## WORK REQUIRED
Of all the lines here, how many include the string "docx"? Answer with the number only.
··· MATERIAL PROVIDED
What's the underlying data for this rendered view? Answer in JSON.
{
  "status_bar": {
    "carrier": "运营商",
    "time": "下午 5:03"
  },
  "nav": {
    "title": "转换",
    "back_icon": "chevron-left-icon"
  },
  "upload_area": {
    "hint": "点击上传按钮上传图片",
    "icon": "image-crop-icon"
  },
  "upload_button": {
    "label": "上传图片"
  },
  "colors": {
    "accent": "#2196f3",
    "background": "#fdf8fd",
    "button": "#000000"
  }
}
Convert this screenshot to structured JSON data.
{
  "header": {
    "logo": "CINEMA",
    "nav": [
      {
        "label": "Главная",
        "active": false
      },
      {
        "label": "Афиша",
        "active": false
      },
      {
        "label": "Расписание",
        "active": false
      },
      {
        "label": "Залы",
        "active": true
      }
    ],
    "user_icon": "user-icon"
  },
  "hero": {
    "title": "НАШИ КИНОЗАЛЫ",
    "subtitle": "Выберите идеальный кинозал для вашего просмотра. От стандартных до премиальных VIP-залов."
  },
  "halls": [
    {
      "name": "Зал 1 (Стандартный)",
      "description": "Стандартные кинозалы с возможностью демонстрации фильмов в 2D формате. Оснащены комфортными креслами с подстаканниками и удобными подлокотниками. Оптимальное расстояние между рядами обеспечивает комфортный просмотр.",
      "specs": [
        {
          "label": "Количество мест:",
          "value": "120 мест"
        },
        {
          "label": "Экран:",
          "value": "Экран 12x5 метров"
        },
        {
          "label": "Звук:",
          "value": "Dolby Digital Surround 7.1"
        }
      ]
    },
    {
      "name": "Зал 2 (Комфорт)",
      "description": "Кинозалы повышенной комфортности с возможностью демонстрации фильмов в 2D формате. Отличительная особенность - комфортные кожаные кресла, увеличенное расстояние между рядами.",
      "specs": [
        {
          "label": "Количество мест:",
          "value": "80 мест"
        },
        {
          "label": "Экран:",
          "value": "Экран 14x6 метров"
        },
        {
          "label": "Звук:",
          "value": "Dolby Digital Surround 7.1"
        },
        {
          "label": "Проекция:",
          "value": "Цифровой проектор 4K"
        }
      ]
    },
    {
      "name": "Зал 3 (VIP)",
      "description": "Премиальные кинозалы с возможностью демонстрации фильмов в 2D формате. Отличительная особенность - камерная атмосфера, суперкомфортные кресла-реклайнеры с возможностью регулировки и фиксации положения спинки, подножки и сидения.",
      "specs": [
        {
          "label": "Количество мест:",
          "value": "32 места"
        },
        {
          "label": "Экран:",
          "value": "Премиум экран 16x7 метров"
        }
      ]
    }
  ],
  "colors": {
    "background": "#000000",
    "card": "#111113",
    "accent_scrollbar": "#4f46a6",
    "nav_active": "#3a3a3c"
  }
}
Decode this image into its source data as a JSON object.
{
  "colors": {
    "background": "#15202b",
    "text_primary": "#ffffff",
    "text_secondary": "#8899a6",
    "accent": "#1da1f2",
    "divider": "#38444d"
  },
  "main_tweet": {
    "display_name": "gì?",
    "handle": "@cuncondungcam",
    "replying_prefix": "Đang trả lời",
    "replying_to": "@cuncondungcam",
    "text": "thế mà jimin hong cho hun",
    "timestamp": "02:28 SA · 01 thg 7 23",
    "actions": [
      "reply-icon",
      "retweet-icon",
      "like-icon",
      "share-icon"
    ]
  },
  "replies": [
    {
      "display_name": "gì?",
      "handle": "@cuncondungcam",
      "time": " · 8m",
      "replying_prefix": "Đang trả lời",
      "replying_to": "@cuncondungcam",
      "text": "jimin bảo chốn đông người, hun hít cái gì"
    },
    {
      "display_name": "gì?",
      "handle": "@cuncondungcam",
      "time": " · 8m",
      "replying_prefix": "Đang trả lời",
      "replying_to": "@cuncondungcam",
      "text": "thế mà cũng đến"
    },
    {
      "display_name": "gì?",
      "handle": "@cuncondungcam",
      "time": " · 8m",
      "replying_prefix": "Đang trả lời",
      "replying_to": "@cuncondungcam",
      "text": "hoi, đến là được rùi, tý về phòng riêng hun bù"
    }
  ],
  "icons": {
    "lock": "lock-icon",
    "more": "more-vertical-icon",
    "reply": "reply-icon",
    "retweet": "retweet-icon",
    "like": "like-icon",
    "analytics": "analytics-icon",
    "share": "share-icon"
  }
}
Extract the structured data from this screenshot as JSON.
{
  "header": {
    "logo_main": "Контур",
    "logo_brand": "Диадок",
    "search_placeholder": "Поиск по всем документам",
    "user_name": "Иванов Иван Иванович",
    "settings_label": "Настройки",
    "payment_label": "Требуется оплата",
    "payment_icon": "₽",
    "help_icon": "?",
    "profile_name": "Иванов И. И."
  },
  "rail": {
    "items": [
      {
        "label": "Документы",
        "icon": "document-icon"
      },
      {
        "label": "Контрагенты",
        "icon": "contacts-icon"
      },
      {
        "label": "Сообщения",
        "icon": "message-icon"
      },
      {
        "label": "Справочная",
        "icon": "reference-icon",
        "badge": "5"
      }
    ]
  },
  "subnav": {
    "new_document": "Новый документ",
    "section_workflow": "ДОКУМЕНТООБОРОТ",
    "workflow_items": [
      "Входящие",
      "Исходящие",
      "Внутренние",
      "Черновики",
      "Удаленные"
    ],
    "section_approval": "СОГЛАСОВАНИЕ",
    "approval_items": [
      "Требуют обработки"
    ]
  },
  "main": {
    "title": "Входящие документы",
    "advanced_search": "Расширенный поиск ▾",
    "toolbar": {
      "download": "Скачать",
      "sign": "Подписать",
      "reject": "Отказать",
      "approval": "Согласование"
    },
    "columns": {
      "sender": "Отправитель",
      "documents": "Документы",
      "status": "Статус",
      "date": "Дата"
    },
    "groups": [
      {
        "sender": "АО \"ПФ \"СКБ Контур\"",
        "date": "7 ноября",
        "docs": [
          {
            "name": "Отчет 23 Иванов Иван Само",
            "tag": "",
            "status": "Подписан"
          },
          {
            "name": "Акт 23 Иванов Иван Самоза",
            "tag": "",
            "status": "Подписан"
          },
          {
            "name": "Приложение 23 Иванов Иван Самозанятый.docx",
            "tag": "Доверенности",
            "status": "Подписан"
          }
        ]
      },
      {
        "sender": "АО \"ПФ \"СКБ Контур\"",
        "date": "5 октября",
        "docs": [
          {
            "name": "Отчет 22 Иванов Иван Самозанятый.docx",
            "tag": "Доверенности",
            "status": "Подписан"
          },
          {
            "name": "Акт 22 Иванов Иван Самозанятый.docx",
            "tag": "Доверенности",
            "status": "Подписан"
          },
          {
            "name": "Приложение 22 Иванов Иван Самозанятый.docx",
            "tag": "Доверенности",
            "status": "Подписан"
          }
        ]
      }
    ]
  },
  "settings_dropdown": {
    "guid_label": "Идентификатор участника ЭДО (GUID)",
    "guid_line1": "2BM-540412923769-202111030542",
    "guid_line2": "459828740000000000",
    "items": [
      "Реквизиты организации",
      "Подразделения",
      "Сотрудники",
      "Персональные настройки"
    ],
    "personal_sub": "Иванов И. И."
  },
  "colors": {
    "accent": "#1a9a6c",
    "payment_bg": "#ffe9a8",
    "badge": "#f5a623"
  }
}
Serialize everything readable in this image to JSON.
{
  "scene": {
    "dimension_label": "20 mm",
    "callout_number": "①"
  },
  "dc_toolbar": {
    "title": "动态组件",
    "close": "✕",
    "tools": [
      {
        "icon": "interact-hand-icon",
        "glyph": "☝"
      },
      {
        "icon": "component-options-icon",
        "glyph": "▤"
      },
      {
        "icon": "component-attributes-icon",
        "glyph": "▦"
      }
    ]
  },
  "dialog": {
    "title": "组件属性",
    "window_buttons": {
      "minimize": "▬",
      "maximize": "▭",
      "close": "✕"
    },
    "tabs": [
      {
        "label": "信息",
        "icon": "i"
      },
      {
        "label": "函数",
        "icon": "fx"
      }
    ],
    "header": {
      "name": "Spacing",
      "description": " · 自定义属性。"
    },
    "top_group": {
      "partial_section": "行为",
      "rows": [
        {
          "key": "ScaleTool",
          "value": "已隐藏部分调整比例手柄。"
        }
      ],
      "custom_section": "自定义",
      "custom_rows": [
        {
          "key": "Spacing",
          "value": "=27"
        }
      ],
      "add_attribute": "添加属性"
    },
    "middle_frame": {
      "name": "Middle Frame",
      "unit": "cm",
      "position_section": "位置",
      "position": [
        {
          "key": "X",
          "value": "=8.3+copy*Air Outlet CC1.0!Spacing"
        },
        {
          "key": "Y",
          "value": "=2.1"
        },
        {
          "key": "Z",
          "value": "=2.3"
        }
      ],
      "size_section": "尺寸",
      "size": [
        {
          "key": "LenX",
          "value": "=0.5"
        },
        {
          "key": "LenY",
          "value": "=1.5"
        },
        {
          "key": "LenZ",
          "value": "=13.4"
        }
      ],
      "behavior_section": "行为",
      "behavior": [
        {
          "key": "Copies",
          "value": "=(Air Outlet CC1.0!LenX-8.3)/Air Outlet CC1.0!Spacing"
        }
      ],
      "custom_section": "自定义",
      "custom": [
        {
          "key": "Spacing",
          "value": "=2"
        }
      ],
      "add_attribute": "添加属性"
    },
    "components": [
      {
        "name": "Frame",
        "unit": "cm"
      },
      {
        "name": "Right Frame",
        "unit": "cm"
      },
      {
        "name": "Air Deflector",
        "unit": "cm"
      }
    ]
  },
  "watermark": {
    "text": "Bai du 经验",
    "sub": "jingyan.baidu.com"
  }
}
······
## CORRECT RESPONSE
4